Instructions for the task - Look over the lines below. Report each one that includes the string "this".

Source records -
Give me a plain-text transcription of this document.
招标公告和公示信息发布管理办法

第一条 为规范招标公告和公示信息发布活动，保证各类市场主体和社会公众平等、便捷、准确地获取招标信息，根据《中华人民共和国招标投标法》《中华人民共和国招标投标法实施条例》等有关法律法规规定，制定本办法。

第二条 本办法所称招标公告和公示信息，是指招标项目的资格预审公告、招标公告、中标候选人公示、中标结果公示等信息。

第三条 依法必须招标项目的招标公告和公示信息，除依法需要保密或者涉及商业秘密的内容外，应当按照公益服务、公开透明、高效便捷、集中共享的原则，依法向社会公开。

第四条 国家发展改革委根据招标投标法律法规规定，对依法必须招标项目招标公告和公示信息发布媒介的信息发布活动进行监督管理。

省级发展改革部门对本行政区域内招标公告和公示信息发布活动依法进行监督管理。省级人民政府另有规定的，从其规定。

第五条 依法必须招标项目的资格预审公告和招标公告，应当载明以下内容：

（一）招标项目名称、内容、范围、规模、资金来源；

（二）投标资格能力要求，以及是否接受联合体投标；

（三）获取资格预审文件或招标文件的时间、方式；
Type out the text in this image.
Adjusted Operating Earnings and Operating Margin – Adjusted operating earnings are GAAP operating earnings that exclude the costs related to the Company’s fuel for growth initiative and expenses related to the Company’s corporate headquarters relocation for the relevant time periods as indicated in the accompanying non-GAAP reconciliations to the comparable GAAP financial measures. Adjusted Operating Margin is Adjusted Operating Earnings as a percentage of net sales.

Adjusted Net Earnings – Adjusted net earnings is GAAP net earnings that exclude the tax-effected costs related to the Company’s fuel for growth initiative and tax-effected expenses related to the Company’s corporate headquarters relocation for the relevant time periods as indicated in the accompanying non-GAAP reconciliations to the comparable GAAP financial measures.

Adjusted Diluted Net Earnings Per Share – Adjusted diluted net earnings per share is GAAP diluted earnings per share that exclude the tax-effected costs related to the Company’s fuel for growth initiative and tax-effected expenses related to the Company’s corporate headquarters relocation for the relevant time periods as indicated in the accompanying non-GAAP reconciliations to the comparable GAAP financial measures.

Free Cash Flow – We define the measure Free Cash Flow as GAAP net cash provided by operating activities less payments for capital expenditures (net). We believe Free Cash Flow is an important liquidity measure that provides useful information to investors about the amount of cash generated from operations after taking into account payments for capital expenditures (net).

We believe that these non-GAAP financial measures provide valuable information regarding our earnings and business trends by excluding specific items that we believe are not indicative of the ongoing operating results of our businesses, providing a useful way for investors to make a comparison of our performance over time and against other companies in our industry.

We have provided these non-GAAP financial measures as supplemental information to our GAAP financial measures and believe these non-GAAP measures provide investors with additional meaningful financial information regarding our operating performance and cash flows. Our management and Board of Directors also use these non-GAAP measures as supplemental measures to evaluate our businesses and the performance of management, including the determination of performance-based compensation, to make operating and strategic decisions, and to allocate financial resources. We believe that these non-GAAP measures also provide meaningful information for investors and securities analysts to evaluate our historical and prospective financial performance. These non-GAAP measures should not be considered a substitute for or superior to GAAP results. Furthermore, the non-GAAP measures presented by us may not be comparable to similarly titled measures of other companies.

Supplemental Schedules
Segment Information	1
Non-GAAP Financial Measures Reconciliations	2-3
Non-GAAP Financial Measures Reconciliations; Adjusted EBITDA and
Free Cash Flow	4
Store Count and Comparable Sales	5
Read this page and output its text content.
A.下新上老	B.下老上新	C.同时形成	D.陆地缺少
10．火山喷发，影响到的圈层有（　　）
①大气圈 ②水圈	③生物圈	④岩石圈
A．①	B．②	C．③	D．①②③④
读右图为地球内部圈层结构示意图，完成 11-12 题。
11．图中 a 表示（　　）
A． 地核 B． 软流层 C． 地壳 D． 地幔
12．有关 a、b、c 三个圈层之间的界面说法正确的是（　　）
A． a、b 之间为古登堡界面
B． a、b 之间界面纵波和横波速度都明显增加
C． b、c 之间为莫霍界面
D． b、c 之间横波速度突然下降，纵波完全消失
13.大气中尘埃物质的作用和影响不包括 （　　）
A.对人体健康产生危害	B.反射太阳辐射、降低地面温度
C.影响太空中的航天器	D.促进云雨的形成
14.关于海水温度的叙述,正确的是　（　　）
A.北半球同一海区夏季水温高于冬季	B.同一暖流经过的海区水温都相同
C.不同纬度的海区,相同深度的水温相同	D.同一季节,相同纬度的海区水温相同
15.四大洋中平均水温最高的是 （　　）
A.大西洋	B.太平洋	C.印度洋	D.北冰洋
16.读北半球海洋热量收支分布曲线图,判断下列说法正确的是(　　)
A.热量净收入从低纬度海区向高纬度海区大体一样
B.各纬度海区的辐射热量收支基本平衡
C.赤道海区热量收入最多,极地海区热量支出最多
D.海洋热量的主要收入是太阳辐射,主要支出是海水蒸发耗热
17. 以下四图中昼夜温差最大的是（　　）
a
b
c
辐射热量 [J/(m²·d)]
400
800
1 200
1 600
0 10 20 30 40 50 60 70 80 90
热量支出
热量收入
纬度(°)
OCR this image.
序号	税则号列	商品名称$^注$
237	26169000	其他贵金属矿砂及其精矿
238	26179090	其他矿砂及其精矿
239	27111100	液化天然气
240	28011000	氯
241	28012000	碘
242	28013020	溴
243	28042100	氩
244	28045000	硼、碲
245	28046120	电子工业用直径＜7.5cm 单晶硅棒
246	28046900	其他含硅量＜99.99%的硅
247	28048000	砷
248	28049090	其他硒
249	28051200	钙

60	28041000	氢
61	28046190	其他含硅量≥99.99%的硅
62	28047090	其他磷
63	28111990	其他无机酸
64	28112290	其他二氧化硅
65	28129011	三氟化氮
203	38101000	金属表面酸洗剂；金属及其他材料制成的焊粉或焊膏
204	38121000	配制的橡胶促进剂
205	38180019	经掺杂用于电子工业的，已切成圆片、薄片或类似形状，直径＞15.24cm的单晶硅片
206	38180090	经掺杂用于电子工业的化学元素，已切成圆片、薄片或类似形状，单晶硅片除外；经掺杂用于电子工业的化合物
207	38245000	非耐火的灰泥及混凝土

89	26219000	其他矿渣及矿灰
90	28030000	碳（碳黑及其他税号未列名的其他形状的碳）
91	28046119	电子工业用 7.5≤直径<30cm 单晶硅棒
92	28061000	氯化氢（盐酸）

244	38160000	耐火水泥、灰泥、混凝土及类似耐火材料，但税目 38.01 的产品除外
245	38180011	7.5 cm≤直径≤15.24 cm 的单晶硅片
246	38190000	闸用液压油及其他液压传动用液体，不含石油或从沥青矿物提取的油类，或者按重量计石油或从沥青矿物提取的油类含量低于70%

Final answer -
Give me a plain-text transcription of this document.
Type out the text in this image.
Read this page and output its text content.
OCR this image.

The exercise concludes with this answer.